**EXERCISE DETAILS:** Keep only the lines that hold the string "производственной", filtering out the rest of the entries below.

Dataset entries:
--------------------------------------------------

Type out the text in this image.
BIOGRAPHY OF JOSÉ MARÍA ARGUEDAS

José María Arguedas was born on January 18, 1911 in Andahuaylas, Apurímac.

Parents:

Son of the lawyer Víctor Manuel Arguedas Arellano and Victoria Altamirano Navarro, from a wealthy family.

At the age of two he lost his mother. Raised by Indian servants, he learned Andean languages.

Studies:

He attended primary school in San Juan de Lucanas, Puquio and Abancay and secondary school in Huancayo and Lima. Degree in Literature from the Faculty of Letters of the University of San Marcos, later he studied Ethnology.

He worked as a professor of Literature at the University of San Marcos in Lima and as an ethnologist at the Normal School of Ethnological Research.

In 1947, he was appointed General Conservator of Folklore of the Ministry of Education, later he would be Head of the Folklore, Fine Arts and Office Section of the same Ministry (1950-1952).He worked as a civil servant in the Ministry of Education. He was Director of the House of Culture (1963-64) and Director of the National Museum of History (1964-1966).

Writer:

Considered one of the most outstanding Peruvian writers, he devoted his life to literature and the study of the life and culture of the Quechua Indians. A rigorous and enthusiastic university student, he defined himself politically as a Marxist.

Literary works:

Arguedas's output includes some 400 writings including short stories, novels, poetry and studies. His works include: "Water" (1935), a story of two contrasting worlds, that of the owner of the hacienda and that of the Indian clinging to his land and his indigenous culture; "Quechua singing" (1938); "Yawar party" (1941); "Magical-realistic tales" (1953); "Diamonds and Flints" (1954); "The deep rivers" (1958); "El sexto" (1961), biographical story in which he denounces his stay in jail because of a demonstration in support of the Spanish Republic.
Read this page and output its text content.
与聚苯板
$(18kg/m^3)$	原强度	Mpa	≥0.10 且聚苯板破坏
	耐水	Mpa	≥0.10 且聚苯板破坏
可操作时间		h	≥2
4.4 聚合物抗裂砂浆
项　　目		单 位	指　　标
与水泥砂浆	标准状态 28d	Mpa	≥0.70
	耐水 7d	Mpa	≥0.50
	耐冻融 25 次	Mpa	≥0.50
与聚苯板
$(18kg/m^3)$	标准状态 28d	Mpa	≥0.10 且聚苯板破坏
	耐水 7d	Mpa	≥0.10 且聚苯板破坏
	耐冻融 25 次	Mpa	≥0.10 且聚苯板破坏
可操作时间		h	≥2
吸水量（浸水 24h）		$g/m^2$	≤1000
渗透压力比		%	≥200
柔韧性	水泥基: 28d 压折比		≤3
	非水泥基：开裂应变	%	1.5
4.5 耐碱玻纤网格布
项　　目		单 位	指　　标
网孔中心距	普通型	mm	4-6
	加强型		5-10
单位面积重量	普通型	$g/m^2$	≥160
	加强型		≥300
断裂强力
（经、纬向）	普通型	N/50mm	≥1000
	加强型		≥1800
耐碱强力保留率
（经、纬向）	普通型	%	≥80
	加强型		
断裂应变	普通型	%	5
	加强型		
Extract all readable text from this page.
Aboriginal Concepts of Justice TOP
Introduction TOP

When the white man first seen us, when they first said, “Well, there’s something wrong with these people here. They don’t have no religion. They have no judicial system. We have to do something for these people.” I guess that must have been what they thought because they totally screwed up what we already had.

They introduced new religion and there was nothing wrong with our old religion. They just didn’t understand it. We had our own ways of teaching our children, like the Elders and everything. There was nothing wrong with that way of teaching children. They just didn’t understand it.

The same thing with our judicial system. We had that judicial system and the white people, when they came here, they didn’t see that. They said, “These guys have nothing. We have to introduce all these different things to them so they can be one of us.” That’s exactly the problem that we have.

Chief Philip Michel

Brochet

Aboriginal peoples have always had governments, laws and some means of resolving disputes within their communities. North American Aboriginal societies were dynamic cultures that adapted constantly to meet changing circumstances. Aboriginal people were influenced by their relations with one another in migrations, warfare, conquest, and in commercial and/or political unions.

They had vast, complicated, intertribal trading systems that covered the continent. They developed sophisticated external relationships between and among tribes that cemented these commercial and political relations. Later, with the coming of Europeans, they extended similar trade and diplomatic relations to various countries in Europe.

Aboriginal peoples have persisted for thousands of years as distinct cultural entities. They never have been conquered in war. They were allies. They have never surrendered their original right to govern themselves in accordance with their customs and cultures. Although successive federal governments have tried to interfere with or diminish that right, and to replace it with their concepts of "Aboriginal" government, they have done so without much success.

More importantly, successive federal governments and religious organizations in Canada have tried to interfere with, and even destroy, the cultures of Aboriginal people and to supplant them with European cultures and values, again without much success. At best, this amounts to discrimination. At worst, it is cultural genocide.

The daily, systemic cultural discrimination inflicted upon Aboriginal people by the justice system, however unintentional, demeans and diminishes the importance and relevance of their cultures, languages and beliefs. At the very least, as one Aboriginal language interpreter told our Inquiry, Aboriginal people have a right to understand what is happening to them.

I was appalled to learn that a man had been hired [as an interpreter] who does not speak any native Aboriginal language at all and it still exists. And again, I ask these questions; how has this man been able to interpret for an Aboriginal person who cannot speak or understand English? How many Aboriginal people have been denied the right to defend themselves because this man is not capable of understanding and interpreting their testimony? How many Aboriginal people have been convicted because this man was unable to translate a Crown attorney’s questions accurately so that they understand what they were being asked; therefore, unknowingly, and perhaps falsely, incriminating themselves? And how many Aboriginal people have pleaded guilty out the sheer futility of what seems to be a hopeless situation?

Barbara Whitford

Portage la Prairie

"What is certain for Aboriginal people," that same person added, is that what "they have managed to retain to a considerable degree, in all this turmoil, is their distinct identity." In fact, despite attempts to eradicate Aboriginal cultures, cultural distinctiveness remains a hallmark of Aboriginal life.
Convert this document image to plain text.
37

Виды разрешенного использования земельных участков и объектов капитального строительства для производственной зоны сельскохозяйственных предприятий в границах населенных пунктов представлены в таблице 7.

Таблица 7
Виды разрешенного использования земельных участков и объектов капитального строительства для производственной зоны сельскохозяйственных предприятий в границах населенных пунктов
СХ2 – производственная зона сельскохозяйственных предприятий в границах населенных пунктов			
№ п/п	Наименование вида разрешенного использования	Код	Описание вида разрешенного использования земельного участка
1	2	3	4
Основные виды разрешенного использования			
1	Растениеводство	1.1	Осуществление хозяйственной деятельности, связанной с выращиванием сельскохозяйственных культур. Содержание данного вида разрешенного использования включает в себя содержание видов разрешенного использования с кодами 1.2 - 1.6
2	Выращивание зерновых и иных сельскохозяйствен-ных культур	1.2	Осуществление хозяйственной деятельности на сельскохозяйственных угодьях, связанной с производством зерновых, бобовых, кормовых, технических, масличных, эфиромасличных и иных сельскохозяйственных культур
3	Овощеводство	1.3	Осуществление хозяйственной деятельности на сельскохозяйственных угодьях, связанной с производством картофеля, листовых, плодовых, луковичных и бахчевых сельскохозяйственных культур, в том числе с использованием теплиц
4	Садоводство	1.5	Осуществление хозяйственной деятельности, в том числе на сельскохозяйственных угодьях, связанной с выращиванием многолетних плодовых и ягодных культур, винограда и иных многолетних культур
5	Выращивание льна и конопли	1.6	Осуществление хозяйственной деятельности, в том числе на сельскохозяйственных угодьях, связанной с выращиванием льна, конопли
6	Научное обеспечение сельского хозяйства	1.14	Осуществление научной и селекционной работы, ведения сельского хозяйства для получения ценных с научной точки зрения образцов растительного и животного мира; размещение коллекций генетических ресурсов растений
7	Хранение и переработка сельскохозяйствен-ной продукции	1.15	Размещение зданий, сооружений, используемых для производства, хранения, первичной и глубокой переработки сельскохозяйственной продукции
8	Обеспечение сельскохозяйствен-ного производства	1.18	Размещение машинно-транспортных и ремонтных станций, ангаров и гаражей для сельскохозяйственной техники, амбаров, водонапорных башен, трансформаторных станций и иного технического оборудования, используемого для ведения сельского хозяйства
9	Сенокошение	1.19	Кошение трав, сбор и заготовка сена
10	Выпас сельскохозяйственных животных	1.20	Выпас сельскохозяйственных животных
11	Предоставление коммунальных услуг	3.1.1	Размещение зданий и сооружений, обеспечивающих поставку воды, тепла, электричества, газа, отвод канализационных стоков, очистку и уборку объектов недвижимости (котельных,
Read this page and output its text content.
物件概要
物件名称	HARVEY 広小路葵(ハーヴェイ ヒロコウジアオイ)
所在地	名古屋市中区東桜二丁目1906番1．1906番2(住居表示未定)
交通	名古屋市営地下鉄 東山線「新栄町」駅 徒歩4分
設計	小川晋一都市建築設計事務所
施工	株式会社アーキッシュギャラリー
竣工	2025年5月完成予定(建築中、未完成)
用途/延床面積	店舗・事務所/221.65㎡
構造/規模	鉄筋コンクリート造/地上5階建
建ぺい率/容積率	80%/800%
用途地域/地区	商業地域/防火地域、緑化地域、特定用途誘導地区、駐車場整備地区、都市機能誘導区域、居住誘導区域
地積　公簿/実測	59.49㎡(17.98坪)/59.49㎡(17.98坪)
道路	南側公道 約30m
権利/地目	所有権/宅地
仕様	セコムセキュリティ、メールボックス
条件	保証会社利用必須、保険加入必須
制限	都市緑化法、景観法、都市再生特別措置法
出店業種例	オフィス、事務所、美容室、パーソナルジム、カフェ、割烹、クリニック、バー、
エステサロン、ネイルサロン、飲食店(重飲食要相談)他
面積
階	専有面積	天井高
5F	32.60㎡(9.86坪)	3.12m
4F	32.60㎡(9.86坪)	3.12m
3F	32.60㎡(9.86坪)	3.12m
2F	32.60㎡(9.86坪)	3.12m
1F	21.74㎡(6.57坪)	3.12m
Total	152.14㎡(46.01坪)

--------------------------------------------------

**ANSWER TO THIS PROBLEM:**
Виды разрешенного использования земельных участков и объектов капитального строительства для производственной зоны сельскохозяйственных предприятий в границах населенных пунктов представлены в таблице 7.
Виды разрешенного использования земельных участков и объектов капитального строительства для производственной зоны сельскохозяйственных предприятий в границах населенных пунктов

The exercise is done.